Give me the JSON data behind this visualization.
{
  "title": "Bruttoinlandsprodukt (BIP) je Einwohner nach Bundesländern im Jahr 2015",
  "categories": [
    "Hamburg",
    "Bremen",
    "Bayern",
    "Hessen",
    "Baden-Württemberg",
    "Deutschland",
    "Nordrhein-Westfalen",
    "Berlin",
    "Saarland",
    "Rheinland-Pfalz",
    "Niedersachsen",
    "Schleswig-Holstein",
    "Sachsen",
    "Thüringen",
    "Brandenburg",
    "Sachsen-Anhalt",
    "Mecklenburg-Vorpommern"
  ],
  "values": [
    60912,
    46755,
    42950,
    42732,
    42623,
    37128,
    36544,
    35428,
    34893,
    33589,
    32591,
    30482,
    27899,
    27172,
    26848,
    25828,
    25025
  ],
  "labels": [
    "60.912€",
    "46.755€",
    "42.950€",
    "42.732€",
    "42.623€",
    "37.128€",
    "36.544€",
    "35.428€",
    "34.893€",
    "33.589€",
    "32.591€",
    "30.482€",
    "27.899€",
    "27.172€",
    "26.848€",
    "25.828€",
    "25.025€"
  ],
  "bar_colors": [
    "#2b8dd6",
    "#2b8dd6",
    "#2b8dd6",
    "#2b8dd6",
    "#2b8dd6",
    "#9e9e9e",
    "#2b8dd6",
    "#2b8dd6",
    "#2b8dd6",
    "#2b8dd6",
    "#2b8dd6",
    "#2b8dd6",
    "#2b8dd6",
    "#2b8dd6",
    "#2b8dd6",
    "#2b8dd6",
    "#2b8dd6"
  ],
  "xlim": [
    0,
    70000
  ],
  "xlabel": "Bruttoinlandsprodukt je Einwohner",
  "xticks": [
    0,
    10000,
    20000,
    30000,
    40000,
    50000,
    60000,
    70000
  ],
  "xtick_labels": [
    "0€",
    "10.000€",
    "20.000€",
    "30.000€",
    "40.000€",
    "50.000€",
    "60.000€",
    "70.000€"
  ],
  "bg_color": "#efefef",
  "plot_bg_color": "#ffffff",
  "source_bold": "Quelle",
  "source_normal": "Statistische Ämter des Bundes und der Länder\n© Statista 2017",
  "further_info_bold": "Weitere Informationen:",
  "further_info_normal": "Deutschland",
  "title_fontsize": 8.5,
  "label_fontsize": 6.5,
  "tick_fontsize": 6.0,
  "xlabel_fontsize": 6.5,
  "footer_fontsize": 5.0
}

#### What is expected:
Output the records verbatim, from the first line to the last.

#### Full response:
Give me the JSON data behind this visualization.
{
  "title": "Bruttoinlandsprodukt (BIP) je Einwohner nach Bundesländern im Jahr 2015",
  "categories": [
    "Hamburg",
    "Bremen",
    "Bayern",
    "Hessen",
    "Baden-Württemberg",
    "Deutschland",
    "Nordrhein-Westfalen",
    "Berlin",
    "Saarland",
    "Rheinland-Pfalz",
    "Niedersachsen",
    "Schleswig-Holstein",
    "Sachsen",
    "Thüringen",
    "Brandenburg",
    "Sachsen-Anhalt",
    "Mecklenburg-Vorpommern"
  ],
  "values": [
    60912,
    46755,
    42950,
    42732,
    42623,
    37128,
    36544,
    35428,
    34893,
    33589,
    32591,
    30482,
    27899,
    27172,
    26848,
    25828,
    25025
  ],
  "labels": [
    "60.912€",
    "46.755€",
    "42.950€",
    "42.732€",
    "42.623€",
    "37.128€",
    "36.544€",
    "35.428€",
    "34.893€",
    "33.589€",
    "32.591€",
    "30.482€",
    "27.899€",
    "27.172€",
    "26.848€",
    "25.828€",
    "25.025€"
  ],
  "bar_colors": [
    "#2b8dd6",
    "#2b8dd6",
    "#2b8dd6",
    "#2b8dd6",
    "#2b8dd6",
    "#9e9e9e",
    "#2b8dd6",
    "#2b8dd6",
    "#2b8dd6",
    "#2b8dd6",
    "#2b8dd6",
    "#2b8dd6",
    "#2b8dd6",
    "#2b8dd6",
    "#2b8dd6",
    "#2b8dd6",
    "#2b8dd6"
  ],
  "xlim": [
    0,
    70000
  ],
  "xlabel": "Bruttoinlandsprodukt je Einwohner",
  "xticks": [
    0,
    10000,
    20000,
    30000,
    40000,
    50000,
    60000,
    70000
  ],
  "xtick_labels": [
    "0€",
    "10.000€",
    "20.000€",
    "30.000€",
    "40.000€",
    "50.000€",
    "60.000€",
    "70.000€"
  ],
  "bg_color": "#efefef",
  "plot_bg_color": "#ffffff",
  "source_bold": "Quelle",
  "source_normal": "Statistische Ämter des Bundes und der Länder\n© Statista 2017",
  "further_info_bold": "Weitere Informationen:",
  "further_info_normal": "Deutschland",
  "title_fontsize": 8.5,
  "label_fontsize": 6.5,
  "tick_fontsize": 6.0,
  "xlabel_fontsize": 6.5,
  "footer_fontsize": 5.0
}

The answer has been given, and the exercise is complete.